-- START --

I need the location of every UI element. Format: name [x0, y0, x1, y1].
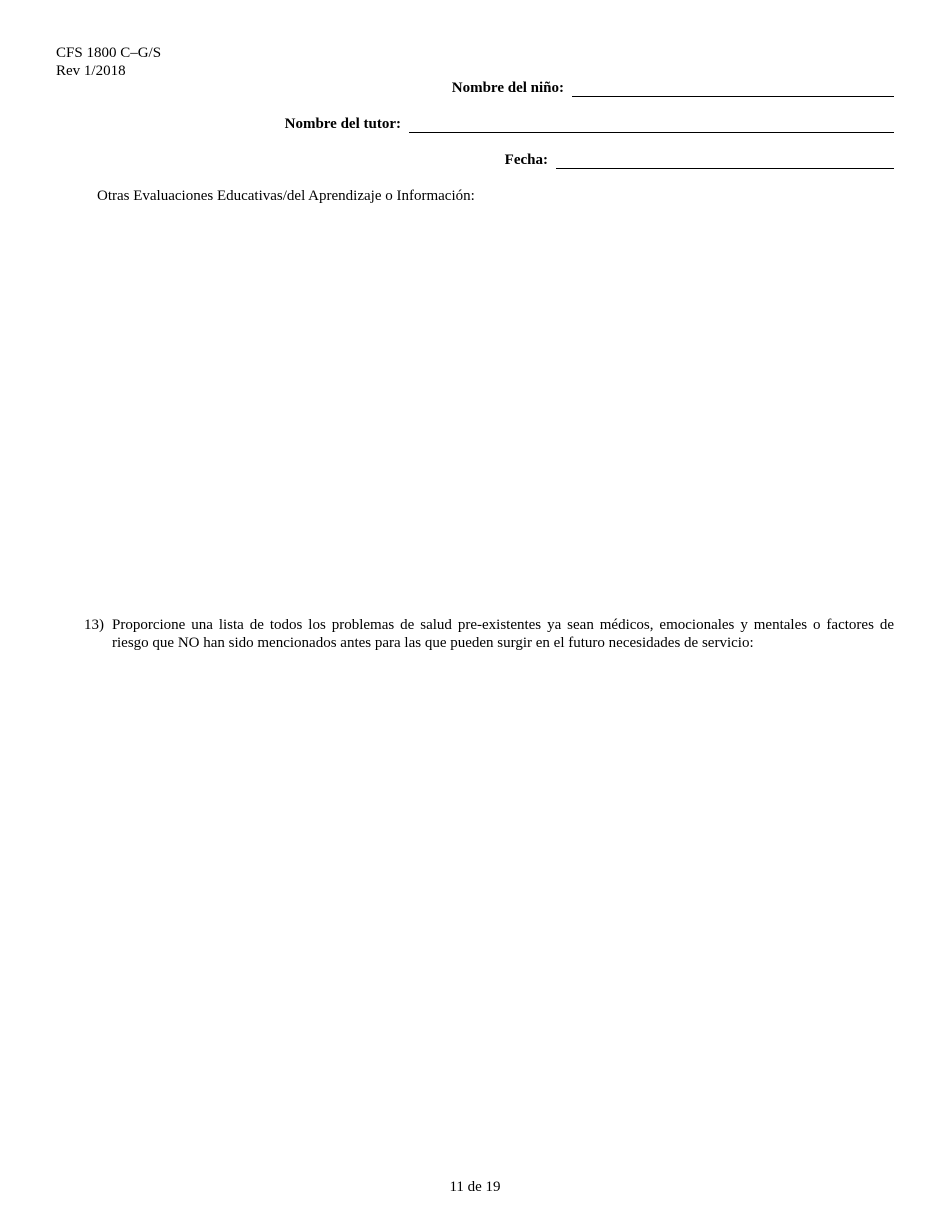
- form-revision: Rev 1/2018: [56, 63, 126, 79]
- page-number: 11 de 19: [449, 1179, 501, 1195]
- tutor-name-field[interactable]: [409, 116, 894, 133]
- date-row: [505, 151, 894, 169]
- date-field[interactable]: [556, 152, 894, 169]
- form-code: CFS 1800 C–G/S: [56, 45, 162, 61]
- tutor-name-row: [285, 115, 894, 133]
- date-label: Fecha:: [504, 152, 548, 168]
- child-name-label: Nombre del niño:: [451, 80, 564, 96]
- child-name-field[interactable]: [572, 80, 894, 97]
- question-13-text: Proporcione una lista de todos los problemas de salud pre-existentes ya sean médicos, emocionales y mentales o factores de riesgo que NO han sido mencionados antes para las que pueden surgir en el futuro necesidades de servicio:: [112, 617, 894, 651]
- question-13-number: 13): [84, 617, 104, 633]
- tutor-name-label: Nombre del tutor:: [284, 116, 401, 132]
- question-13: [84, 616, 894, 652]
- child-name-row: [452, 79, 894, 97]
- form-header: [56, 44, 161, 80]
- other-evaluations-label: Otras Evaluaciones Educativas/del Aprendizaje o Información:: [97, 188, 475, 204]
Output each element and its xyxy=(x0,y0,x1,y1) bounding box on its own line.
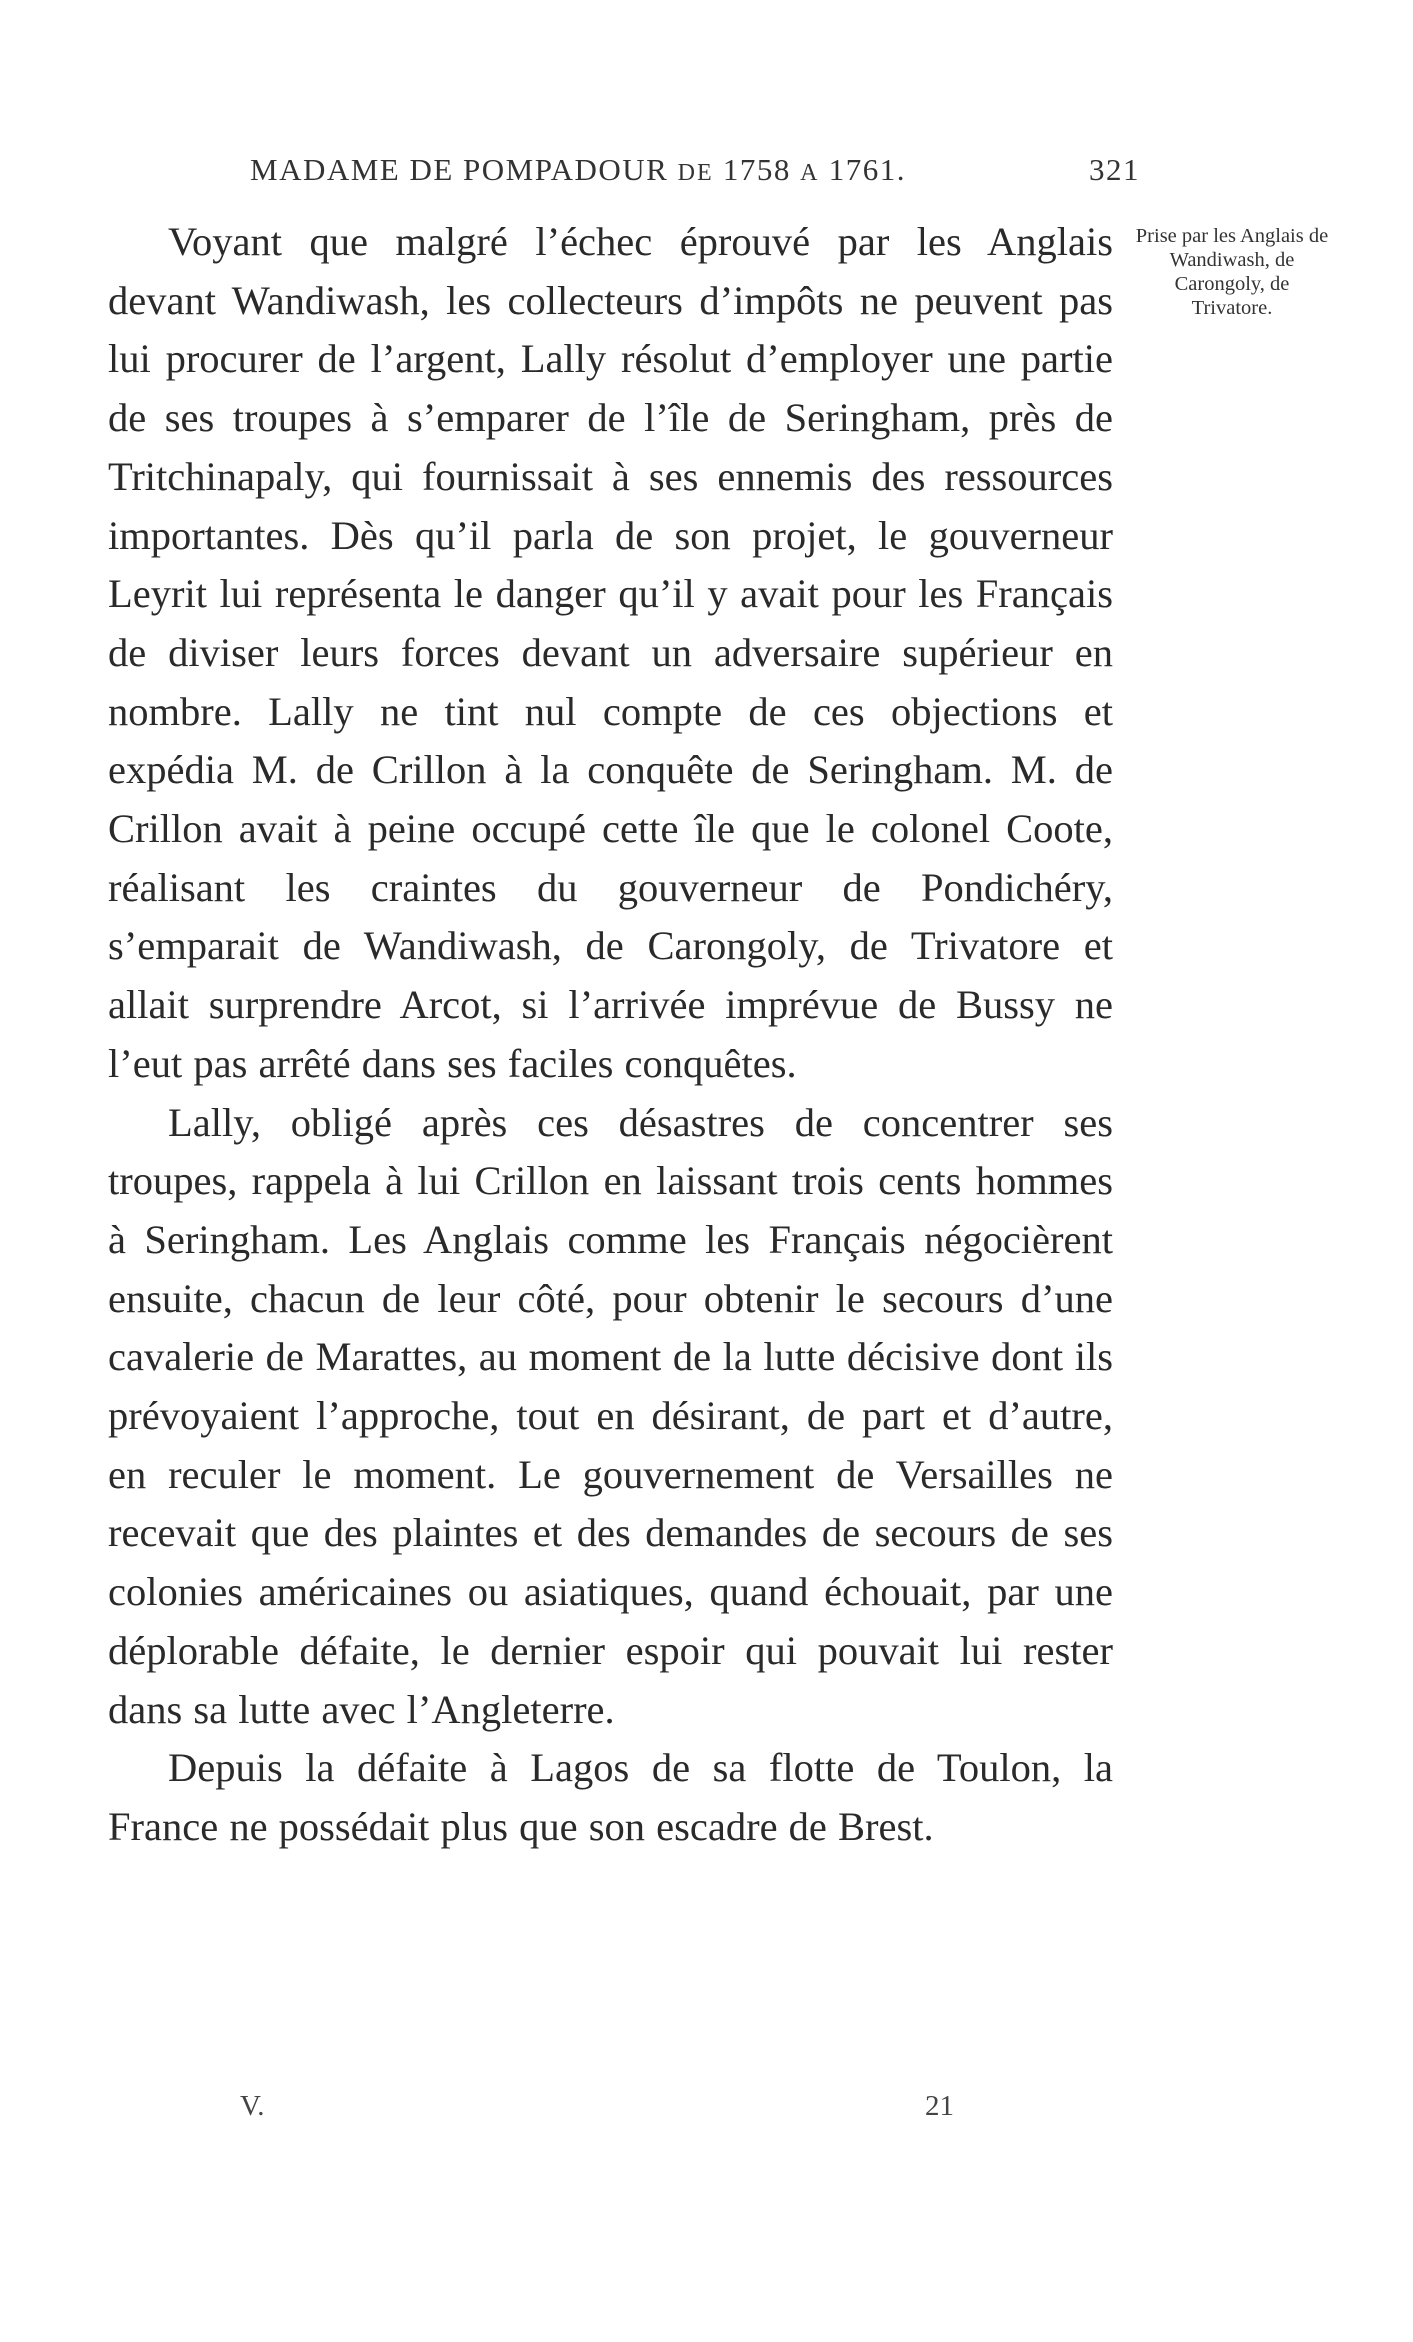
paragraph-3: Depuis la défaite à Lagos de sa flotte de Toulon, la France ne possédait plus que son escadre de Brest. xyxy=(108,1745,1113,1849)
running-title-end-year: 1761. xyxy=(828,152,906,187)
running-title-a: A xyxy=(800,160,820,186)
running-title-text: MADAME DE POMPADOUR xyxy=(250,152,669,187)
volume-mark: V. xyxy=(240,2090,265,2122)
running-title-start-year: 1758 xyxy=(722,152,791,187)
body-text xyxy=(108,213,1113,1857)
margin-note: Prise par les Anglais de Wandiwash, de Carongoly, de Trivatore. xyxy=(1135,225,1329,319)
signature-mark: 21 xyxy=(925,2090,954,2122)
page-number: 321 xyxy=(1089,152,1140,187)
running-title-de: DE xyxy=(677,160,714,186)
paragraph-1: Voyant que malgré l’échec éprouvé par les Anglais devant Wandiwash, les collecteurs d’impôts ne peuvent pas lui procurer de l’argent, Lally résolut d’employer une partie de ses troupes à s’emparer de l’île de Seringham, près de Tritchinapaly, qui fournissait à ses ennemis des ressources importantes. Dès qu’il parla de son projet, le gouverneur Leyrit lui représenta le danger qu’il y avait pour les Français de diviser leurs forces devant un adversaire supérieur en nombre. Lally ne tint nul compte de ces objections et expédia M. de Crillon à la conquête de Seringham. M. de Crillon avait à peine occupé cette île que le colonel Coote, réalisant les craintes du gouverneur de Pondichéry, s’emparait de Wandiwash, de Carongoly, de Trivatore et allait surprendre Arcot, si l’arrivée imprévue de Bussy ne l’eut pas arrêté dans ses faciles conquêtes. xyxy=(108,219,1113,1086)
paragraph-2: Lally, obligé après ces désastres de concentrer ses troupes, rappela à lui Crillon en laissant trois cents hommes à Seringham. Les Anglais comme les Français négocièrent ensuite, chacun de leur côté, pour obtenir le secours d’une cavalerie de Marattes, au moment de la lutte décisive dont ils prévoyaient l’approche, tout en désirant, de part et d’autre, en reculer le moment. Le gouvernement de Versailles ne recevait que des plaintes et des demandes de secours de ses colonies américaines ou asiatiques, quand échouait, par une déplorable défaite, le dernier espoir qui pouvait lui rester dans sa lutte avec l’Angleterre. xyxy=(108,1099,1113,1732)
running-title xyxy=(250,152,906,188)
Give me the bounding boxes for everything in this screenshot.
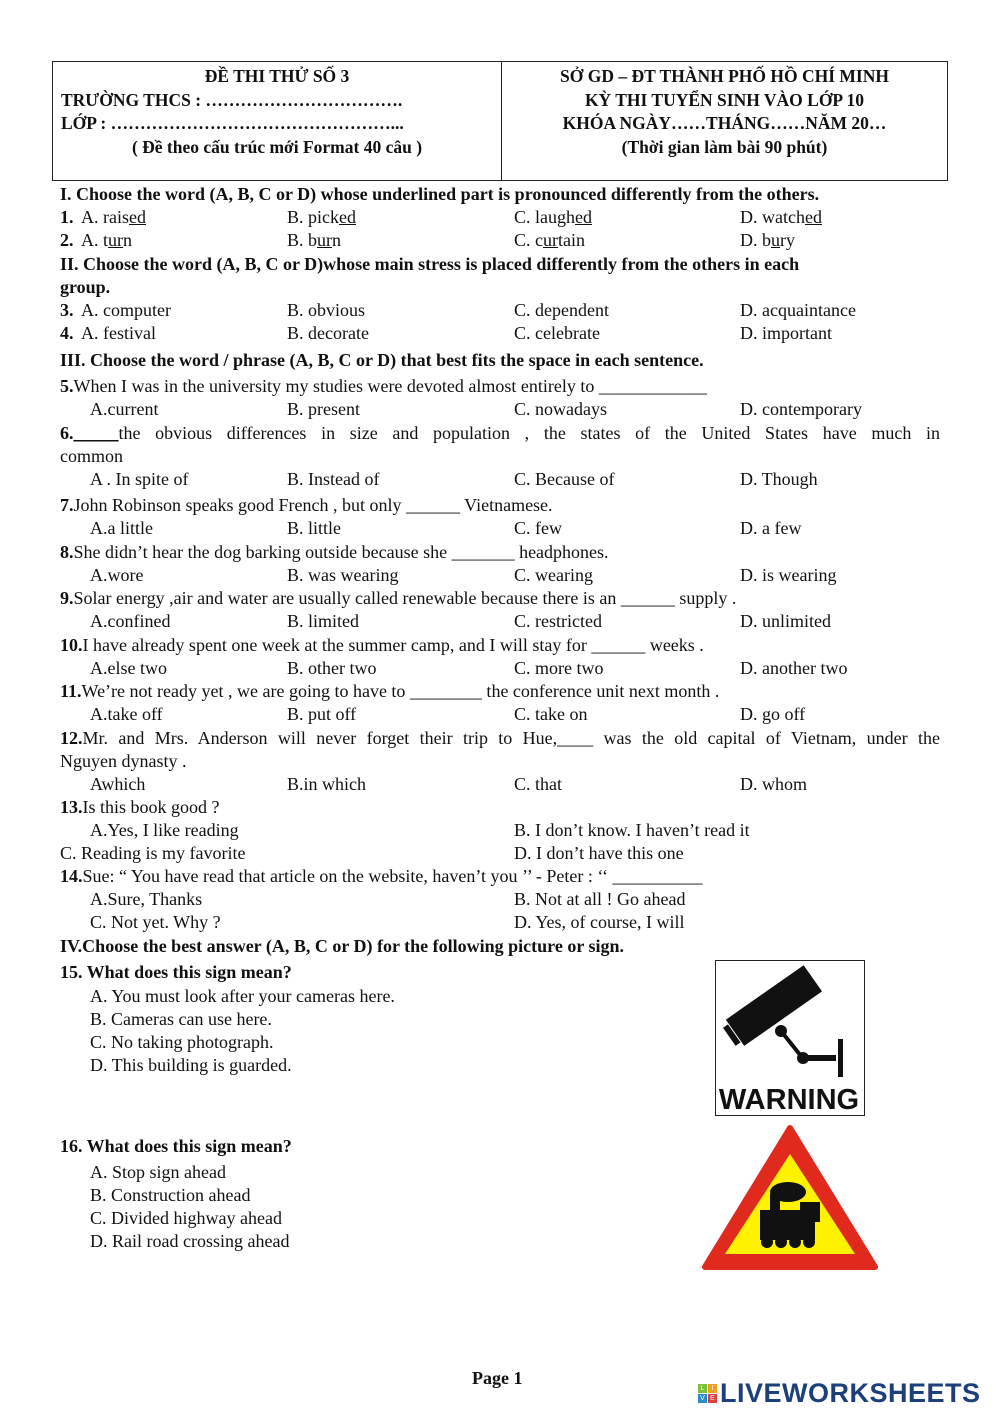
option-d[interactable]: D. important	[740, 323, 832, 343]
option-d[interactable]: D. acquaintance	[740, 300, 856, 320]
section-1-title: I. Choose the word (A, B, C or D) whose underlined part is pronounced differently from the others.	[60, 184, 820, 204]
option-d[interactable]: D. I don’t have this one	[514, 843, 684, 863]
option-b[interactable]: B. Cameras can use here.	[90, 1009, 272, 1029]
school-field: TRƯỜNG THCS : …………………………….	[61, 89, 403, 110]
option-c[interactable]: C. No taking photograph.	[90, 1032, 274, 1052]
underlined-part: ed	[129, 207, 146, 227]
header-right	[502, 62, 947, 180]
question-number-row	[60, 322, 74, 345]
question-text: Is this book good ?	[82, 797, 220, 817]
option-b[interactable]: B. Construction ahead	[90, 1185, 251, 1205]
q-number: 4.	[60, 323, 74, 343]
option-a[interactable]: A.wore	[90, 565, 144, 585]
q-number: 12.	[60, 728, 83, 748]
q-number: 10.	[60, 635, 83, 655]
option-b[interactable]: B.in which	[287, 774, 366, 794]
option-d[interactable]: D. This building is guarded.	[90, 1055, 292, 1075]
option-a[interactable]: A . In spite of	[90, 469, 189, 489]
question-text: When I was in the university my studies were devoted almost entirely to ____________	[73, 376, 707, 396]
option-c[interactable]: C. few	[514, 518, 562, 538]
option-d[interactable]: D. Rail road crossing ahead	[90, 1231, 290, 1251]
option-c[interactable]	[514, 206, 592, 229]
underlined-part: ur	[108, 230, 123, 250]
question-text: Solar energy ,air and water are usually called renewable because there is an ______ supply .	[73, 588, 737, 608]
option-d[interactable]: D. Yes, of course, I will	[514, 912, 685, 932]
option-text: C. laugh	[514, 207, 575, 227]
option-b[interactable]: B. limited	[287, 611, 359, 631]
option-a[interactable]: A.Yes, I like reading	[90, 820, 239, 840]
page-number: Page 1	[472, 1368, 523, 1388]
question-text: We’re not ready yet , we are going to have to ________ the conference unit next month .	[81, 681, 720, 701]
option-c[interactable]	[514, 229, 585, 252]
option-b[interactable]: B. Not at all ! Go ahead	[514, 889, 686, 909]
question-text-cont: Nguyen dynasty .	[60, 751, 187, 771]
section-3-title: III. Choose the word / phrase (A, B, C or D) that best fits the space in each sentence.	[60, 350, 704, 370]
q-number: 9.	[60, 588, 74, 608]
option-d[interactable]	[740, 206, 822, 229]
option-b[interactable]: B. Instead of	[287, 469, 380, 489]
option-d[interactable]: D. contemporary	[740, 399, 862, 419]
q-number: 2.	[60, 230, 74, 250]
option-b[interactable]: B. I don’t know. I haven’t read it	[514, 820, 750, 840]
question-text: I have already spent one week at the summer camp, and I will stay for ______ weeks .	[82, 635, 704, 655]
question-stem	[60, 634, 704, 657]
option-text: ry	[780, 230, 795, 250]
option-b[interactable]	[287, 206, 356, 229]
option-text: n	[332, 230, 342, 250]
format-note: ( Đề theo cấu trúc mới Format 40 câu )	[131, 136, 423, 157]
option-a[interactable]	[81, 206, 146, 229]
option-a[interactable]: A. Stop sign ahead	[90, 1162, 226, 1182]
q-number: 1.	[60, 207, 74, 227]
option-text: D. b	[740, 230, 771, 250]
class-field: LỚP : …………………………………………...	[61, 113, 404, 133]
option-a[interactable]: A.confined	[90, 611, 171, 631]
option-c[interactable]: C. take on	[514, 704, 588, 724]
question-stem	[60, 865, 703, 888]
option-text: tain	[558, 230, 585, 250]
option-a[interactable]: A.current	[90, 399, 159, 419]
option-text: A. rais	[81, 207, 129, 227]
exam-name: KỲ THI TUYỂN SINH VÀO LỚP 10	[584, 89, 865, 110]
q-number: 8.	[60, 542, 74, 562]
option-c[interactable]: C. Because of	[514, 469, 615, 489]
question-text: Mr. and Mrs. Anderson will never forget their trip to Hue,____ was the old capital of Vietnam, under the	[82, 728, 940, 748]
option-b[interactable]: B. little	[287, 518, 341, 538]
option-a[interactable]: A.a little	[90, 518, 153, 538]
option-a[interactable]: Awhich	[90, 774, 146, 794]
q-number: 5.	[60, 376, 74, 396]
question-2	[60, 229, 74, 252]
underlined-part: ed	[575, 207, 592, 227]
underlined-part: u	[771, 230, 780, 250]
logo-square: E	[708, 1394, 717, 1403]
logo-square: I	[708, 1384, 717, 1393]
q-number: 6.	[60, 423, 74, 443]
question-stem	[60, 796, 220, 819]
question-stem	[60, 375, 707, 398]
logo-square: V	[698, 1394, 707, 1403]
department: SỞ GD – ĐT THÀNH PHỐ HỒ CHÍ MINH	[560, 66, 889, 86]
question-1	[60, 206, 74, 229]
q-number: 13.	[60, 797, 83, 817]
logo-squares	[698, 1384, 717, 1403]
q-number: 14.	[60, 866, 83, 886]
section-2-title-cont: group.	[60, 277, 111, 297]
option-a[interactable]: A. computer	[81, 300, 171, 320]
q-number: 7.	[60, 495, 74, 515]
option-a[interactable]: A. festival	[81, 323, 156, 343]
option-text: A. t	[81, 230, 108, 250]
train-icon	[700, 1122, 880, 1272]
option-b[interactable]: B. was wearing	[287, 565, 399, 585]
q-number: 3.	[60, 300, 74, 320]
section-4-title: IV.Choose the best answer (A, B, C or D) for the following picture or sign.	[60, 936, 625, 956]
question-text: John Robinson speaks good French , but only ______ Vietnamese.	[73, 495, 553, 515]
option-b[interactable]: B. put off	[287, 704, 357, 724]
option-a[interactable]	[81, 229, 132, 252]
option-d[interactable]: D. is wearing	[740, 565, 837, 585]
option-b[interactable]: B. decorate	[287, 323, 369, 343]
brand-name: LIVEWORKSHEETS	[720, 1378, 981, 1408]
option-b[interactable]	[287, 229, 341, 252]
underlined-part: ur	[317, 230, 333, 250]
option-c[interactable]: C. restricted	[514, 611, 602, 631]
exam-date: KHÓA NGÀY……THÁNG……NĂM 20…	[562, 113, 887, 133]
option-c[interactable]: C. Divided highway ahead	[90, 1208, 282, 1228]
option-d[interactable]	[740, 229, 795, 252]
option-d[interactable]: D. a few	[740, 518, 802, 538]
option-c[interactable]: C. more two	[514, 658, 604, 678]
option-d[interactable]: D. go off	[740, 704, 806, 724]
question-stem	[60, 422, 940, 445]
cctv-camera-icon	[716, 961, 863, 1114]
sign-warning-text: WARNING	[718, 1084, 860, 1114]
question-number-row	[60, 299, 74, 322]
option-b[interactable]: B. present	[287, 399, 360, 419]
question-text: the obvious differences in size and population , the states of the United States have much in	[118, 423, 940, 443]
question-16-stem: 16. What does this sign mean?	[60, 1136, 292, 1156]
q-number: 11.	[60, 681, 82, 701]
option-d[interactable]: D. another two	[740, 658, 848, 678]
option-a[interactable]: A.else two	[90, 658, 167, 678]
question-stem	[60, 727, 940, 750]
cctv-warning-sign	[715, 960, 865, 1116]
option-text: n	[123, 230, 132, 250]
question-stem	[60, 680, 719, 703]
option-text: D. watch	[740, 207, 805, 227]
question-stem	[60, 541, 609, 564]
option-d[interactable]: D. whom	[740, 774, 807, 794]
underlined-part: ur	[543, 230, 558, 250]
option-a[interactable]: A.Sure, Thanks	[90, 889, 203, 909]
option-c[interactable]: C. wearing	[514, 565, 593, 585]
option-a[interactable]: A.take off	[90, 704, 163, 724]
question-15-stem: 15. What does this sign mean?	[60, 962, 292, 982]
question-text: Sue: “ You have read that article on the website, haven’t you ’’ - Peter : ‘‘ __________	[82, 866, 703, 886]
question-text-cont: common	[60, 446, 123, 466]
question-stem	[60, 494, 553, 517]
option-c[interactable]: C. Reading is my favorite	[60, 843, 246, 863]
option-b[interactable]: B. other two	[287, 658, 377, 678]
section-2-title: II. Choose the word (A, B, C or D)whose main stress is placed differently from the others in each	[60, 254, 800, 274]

-- END --

▶ [AIM] Reproduce the rows above verbatim, from the first one through the line containing "Output each element", inclusive. Leave out the pictures.

▶ [CORRECT OUTPUT]
I need the location of every UI element. Format: name [x0, y0, x1, y1].
- form-revision: Rev 1/2018: [56, 63, 126, 79]
- page-number: 11 de 19: [449, 1179, 501, 1195]
- tutor-name-field[interactable]: [409, 116, 894, 133]
- date-row: [505, 151, 894, 169]
- date-field[interactable]: [556, 152, 894, 169]
- form-code: CFS 1800 C–G/S: [56, 45, 162, 61]
- tutor-name-row: [285, 115, 894, 133]
- date-label: Fecha:: [504, 152, 548, 168]
- child-name-label: Nombre del niño:: [451, 80, 564, 96]
- child-name-field[interactable]: [572, 80, 894, 97]
- question-13-text: Proporcione una lista de todos los problemas de salud pre-existentes ya sean médicos, emocionales y mentales o factores de riesgo que NO han sido mencionados antes para las que pueden surgir en el futuro necesidades de servicio:: [112, 617, 894, 651]
- question-13-number: 13): [84, 617, 104, 633]
- tutor-name-label: Nombre del tutor:: [284, 116, 401, 132]
- question-13: [84, 616, 894, 652]
- child-name-row: [452, 79, 894, 97]
- form-header: [56, 44, 161, 80]
- other-evaluations-label: Otras Evaluaciones Educativas/del Aprendizaje o Información:: [97, 188, 475, 204]
Output each element and its xyxy=(x0,y0,x1,y1) bounding box on its own line.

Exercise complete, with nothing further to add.